WHAT IS EXPECTED >>
Extract all lines containing "depuis".

EXTRACTED INFORMATION >>

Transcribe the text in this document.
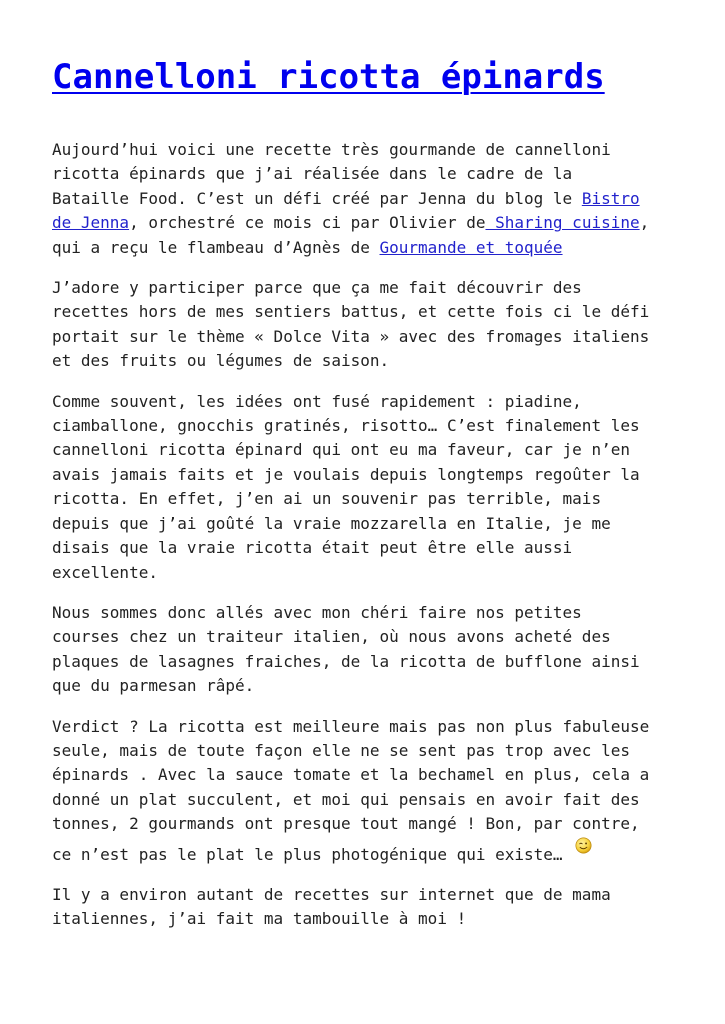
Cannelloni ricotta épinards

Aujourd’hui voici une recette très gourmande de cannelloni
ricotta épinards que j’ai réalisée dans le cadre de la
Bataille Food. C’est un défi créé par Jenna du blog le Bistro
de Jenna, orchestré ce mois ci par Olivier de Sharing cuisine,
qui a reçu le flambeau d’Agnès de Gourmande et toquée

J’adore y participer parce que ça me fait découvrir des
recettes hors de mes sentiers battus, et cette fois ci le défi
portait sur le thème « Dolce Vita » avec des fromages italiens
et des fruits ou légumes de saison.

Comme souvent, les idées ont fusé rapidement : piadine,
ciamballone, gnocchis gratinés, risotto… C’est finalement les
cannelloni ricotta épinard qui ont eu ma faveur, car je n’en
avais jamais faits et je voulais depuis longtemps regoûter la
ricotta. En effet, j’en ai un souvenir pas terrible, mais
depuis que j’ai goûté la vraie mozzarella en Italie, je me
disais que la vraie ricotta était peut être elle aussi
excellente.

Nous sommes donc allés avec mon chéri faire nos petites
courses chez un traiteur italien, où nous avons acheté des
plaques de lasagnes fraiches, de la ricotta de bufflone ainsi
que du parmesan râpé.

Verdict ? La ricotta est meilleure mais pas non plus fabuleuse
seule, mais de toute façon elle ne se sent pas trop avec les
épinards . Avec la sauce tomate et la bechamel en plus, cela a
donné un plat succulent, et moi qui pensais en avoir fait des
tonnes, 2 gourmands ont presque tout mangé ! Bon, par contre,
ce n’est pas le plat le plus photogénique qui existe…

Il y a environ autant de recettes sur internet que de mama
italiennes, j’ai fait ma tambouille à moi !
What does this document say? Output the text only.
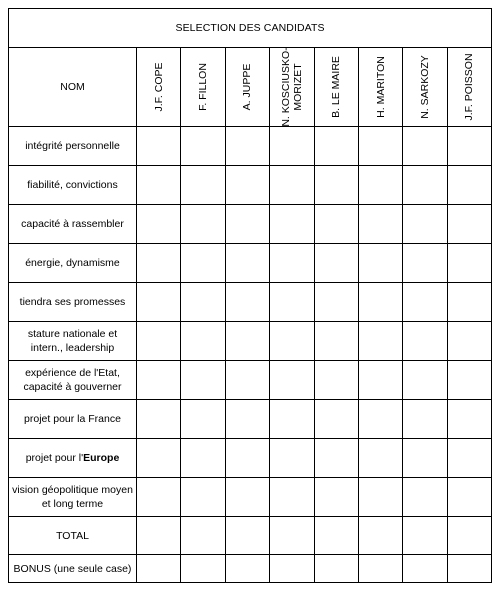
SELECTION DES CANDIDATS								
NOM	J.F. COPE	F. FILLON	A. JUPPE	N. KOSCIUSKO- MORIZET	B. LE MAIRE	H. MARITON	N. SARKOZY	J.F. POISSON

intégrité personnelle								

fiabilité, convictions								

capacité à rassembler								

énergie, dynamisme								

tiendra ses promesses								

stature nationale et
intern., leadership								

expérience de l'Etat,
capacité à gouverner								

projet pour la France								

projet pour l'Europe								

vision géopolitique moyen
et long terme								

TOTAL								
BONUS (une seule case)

FINISHED EXERCISE >>
avais jamais faits et je voulais depuis longtemps regoûter la
depuis que j’ai goûté la vraie mozzarella en Italie, je me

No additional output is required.